What the task requires:
Please output the records below in full, exactly as given, but without the images.
>> begin Exercise inputs
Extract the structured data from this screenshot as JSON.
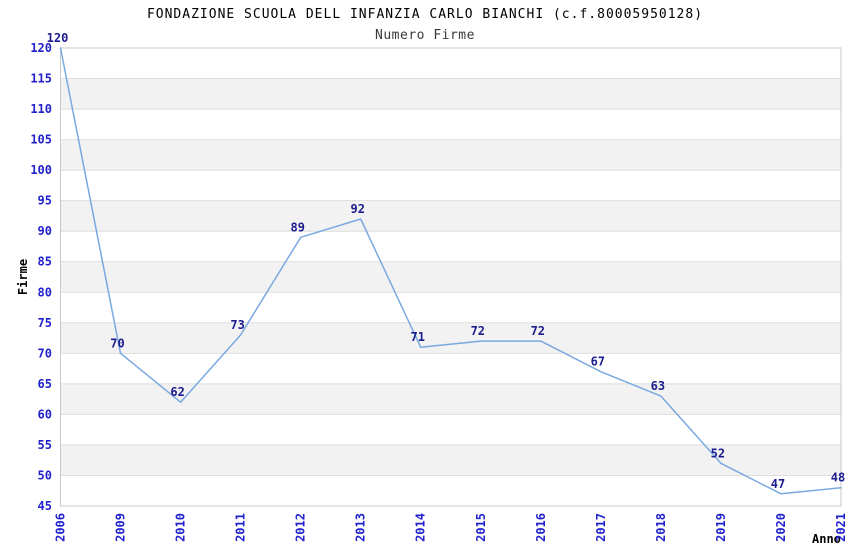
{
  "chart_data": {
    "type": "line",
    "title": "FONDAZIONE SCUOLA DELL INFANZIA CARLO BIANCHI (c.f.80005950128)",
    "subtitle": "Numero Firme",
    "xlabel": "Anno",
    "ylabel": "Firme",
    "categories": [
      "2006",
      "2009",
      "2010",
      "2011",
      "2012",
      "2013",
      "2014",
      "2015",
      "2016",
      "2017",
      "2018",
      "2019",
      "2020",
      "2021"
    ],
    "values": [
      120,
      70,
      62,
      73,
      89,
      92,
      71,
      72,
      72,
      67,
      63,
      52,
      47,
      48
    ],
    "point_labels": [
      "120",
      "70",
      "62",
      "73",
      "89",
      "92",
      "71",
      "72",
      "72",
      "67",
      "63",
      "52",
      "47",
      "48"
    ],
    "ylim": [
      45,
      120
    ],
    "ytick_step": 5,
    "yticks": [
      45,
      50,
      55,
      60,
      65,
      70,
      75,
      80,
      85,
      90,
      95,
      100,
      105,
      110,
      115,
      120
    ],
    "grid": "horizontal gridlines with alternating shaded bands",
    "legend": "none",
    "markers": "none",
    "colors": {
      "line": "#7aa9e0",
      "tick_label": "#2222cc",
      "point_label": "#1c1c8f",
      "band": "#f2f2f2",
      "gridline": "#dedede",
      "plot_border": "#c8c8c8",
      "title": "#000000",
      "subtitle": "#3a3a3a",
      "axis_label": "#000000",
      "background": "#ffffff"
    }
  }
}
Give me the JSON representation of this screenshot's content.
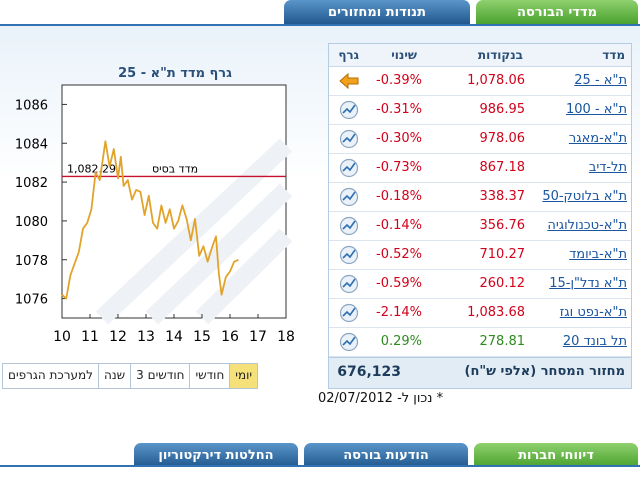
>> end Exercise inputs
Solution:
Extract the structured data from this screenshot as JSON.
{
  "chart_data": {
    "type": "line",
    "title": "FONDAZIONE SCUOLA DELL INFANZIA CARLO BIANCHI (c.f.80005950128)",
    "subtitle": "Numero Firme",
    "xlabel": "Anno",
    "ylabel": "Firme",
    "categories": [
      "2006",
      "2009",
      "2010",
      "2011",
      "2012",
      "2013",
      "2014",
      "2015",
      "2016",
      "2017",
      "2018",
      "2019",
      "2020",
      "2021"
    ],
    "values": [
      120,
      70,
      62,
      73,
      89,
      92,
      71,
      72,
      72,
      67,
      63,
      52,
      47,
      48
    ],
    "point_labels": [
      "120",
      "70",
      "62",
      "73",
      "89",
      "92",
      "71",
      "72",
      "72",
      "67",
      "63",
      "52",
      "47",
      "48"
    ],
    "ylim": [
      45,
      120
    ],
    "ytick_step": 5,
    "yticks": [
      45,
      50,
      55,
      60,
      65,
      70,
      75,
      80,
      85,
      90,
      95,
      100,
      105,
      110,
      115,
      120
    ],
    "grid": "horizontal gridlines with alternating shaded bands",
    "legend": "none",
    "markers": "none",
    "colors": {
      "line": "#7aa9e0",
      "tick_label": "#2222cc",
      "point_label": "#1c1c8f",
      "band": "#f2f2f2",
      "gridline": "#dedede",
      "plot_border": "#c8c8c8",
      "title": "#000000",
      "subtitle": "#3a3a3a",
      "axis_label": "#000000",
      "background": "#ffffff"
    }
  }
}
Give me the JSON representation of this screenshot's content.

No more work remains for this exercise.